Items:

* START *

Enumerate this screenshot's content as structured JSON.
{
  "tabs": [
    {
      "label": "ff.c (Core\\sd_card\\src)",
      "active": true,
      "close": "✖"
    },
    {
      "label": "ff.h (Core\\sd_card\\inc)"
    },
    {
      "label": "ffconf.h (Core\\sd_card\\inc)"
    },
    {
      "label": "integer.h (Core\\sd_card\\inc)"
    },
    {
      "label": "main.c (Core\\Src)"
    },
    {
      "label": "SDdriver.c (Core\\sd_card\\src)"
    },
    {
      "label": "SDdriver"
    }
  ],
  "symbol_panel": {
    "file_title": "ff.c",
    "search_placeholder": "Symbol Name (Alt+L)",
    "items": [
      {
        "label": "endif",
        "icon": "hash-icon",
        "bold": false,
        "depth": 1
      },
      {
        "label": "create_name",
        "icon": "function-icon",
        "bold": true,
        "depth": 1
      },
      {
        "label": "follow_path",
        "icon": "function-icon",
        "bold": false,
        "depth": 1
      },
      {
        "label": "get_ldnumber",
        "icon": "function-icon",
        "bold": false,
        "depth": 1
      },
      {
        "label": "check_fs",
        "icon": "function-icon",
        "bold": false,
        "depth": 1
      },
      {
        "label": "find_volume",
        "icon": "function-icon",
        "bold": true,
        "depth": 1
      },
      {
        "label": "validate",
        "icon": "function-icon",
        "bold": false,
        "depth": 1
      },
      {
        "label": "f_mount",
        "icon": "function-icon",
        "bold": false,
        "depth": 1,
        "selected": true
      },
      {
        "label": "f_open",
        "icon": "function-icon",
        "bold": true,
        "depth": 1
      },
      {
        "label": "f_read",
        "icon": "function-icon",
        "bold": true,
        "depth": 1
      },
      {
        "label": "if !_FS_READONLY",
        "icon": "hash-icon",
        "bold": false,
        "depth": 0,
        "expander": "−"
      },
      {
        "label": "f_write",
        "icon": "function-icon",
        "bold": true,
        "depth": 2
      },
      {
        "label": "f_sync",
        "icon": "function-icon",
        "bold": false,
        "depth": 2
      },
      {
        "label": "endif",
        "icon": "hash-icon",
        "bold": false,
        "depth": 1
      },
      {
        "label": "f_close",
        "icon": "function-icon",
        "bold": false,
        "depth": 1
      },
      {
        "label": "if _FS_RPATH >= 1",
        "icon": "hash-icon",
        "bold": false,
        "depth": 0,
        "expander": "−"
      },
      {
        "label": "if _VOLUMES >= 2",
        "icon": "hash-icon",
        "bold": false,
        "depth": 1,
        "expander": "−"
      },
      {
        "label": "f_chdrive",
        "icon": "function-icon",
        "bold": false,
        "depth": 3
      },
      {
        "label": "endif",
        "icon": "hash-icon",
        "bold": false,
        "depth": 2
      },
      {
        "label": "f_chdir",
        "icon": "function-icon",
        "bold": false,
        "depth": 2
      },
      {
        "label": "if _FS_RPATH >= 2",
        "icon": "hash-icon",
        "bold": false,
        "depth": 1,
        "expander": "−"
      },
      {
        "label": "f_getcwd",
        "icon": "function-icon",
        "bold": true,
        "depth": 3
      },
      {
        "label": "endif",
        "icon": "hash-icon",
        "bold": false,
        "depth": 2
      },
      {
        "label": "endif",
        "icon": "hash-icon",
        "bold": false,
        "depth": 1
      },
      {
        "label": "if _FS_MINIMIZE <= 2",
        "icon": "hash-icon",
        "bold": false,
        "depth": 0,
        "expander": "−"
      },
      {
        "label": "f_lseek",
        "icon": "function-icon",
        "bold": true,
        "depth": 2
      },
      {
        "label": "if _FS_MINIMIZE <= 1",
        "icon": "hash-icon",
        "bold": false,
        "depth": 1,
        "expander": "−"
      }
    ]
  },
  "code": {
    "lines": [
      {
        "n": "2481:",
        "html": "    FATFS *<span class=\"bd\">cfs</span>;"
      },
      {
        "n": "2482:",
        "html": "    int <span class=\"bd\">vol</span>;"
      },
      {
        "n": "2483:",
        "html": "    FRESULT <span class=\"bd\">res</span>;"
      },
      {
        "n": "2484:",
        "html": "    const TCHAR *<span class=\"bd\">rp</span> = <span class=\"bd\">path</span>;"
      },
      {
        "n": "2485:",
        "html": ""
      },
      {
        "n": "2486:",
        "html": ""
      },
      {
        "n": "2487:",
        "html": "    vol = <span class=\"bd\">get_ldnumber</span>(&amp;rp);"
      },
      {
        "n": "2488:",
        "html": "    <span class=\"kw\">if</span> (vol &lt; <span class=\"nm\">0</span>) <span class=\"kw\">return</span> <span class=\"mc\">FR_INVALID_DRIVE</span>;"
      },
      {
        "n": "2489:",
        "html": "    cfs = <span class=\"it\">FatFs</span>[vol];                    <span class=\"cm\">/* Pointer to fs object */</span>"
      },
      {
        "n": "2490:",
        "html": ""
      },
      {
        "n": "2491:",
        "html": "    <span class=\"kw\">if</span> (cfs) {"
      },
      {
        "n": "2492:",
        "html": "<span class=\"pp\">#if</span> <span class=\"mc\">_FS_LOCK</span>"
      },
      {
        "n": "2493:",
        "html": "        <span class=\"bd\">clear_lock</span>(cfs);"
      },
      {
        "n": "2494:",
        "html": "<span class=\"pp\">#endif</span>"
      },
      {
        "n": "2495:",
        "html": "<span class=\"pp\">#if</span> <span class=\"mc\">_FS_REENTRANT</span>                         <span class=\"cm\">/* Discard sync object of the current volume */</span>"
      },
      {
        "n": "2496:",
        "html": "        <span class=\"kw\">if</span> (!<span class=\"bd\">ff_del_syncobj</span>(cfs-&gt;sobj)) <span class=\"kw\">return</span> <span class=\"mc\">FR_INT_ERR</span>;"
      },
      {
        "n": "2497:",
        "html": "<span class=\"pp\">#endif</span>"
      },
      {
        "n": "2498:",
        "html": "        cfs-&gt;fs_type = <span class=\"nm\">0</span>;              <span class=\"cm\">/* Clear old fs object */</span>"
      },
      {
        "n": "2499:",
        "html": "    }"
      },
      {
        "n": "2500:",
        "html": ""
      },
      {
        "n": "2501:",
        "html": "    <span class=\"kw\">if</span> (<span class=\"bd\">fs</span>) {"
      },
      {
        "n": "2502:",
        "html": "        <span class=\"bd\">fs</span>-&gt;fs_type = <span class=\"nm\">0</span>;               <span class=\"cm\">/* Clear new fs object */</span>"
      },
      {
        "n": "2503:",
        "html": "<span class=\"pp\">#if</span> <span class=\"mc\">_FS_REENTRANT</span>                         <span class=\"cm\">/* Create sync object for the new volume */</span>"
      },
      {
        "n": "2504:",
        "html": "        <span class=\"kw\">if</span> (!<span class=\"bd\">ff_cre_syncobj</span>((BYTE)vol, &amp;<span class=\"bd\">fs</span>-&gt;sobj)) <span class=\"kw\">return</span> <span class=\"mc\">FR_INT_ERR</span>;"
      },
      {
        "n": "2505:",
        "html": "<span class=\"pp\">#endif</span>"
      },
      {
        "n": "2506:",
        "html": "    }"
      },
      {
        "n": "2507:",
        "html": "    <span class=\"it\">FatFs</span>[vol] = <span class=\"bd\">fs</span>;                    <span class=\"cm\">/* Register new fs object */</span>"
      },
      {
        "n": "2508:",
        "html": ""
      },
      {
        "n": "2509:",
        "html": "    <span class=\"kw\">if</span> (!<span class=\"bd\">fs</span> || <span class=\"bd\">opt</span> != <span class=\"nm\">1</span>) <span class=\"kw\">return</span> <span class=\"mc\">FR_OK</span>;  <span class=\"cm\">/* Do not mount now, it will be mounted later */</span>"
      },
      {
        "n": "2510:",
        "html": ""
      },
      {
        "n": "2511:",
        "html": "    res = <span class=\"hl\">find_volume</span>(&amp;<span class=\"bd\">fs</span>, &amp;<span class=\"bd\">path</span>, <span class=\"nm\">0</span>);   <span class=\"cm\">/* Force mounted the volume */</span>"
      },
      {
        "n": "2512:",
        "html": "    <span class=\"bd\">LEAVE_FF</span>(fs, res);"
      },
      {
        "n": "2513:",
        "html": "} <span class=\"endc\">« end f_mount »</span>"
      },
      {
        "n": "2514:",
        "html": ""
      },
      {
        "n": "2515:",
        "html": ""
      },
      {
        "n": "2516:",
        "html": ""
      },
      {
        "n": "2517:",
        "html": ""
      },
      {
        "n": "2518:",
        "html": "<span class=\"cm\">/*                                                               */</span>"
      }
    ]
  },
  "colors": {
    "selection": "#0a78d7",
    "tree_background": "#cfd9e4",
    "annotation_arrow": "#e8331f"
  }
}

* END *

Instructions to follow: Find the lines containing "SDdriver" and pull them out.

Response:
      "label": "SDdriver.c (Core\\sd_card\\src)"
      "label": "SDdriver"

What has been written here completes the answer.